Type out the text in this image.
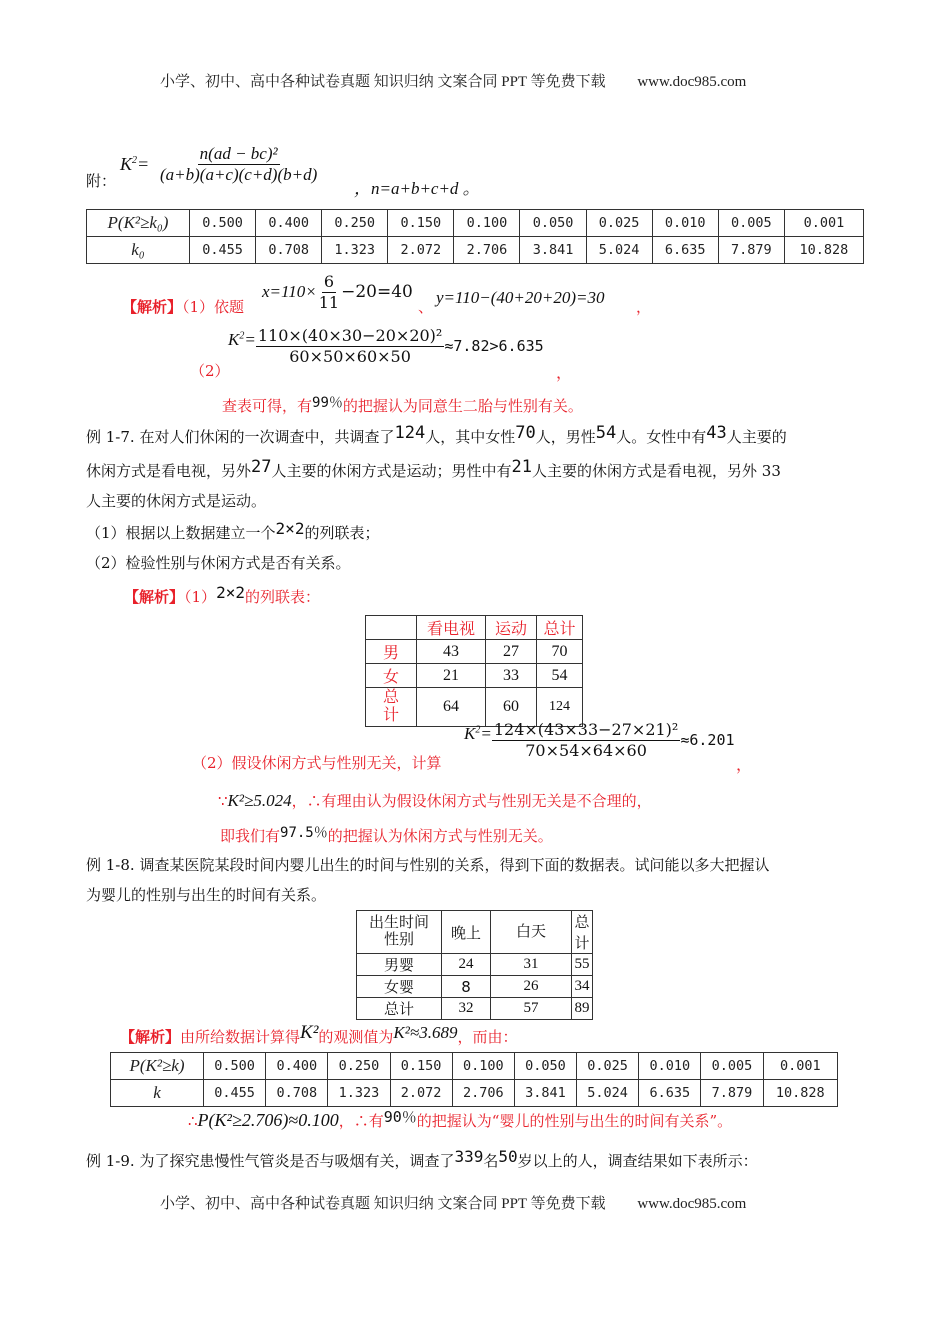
小学、初中、高中各种试卷真题 知识归纳 文案合同 PPT 等免费下载 www.doc985.com
附：
$K^2= \frac{\text{n(ad − bc)²}}{(a+b)(a+c)(c+d)(b+d)}$
，n=a+b+c+d 。
P(K²≥k₀)	0.500	0.400	0.250	0.150	0.100	0.050	0.025	0.010	0.005	0.001
k₀	0.455	0.708	1.323	2.072	2.706	3.841	5.024	6.635	7.879	10.828
【解析】（1）依题
$x=110\times \frac{6}{11} -20=40$
、 y=110−(40+20+20)=30 ，
（2）
$K^2= \frac{\text{110×(40×30−20×20)²}}{60\times 50\times 60\times 50} \approx 7.82>6.635$
，
查表可得，有99％的把握认为同意生二胎与性别有关。
例 1-7. 在对人们休闲的一次调查中，共调查了124人，其中女性70人，男性54人。女性中有43人主要的
休闲方式是看电视，另外27人主要的休闲方式是运动；男性中有21人主要的休闲方式是看电视，另外 33
人主要的休闲方式是运动。
（1）根据以上数据建立一个2×2的列联表；
（2）检验性别与休闲方式是否有关系。
【解析】（1）2×2的列联表：
	看电视	运动	总计
男	43	27	70
女	21	33	54
总计	64	60	124
（2）假设休闲方式与性别无关，计算
$K^2= \frac{\text{124×(43×33−27×21)²}}{70\times 54\times 64\times 60} \approx 6.201$
，
∵K²≥5.024，∴有理由认为假设休闲方式与性别无关是不合理的，
即我们有97.5％的把握认为休闲方式与性别无关。
例 1-8. 调查某医院某段时间内婴儿出生的时间与性别的关系，得到下面的数据表。试问能以多大把握认
为婴儿的性别与出生的时间有关系。
出生时间
性别	晚上	白天	总计
男婴	24	31	55
女婴	8	26	34
总计	32	57	89
【解析】由所给数据计算得K²的观测值为K²≈3.689，而由：
P(K²≥k)	0.500	0.400	0.250	0.150	0.100	0.050	0.025	0.010	0.005	0.001
k	0.455	0.708	1.323	2.072	2.706	3.841	5.024	6.635	7.879	10.828
∴P(K²≥2.706)≈0.100，∴有90％的把握认为“婴儿的性别与出生的时间有关系”。
例 1-9. 为了探究患慢性气管炎是否与吸烟有关，调查了339名50岁以上的人，调查结果如下表所示：
小学、初中、高中各种试卷真题 知识归纳 文案合同 PPT 等免费下载 www.doc985.com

Task brief ->
Copy all the entries word for word. Omit any pictures.

The completed task ->
Type out the text in this image.
小学、初中、高中各种试卷真题 知识归纳 文案合同 PPT 等免费下载 www.doc985.com
附：
$K^2= \frac{\text{n(ad − bc)²}}{(a+b)(a+c)(c+d)(b+d)}$
，n=a+b+c+d 。
P(K²≥k₀)	0.500	0.400	0.250	0.150	0.100	0.050	0.025	0.010	0.005	0.001
k₀	0.455	0.708	1.323	2.072	2.706	3.841	5.024	6.635	7.879	10.828
【解析】（1）依题
$x=110\times \frac{6}{11} -20=40$
、 y=110−(40+20+20)=30 ，
（2）
$K^2= \frac{\text{110×(40×30−20×20)²}}{60\times 50\times 60\times 50} \approx 7.82>6.635$
，
查表可得，有99％的把握认为同意生二胎与性别有关。
例 1-7. 在对人们休闲的一次调查中，共调查了124人，其中女性70人，男性54人。女性中有43人主要的
休闲方式是看电视，另外27人主要的休闲方式是运动；男性中有21人主要的休闲方式是看电视，另外 33
人主要的休闲方式是运动。
（1）根据以上数据建立一个2×2的列联表；
（2）检验性别与休闲方式是否有关系。
【解析】（1）2×2的列联表：
	看电视	运动	总计
男	43	27	70
女	21	33	54
总计	64	60	124
（2）假设休闲方式与性别无关，计算
$K^2= \frac{\text{124×(43×33−27×21)²}}{70\times 54\times 64\times 60} \approx 6.201$
，
∵K²≥5.024，∴有理由认为假设休闲方式与性别无关是不合理的，
即我们有97.5％的把握认为休闲方式与性别无关。
例 1-8. 调查某医院某段时间内婴儿出生的时间与性别的关系，得到下面的数据表。试问能以多大把握认
为婴儿的性别与出生的时间有关系。
出生时间
性别	晚上	白天	总计
男婴	24	31	55
女婴	8	26	34
总计	32	57	89
【解析】由所给数据计算得K²的观测值为K²≈3.689，而由：
P(K²≥k)	0.500	0.400	0.250	0.150	0.100	0.050	0.025	0.010	0.005	0.001
k	0.455	0.708	1.323	2.072	2.706	3.841	5.024	6.635	7.879	10.828
∴P(K²≥2.706)≈0.100，∴有90％的把握认为“婴儿的性别与出生的时间有关系”。
例 1-9. 为了探究患慢性气管炎是否与吸烟有关，调查了339名50岁以上的人，调查结果如下表所示：
小学、初中、高中各种试卷真题 知识归纳 文案合同 PPT 等免费下载 www.doc985.com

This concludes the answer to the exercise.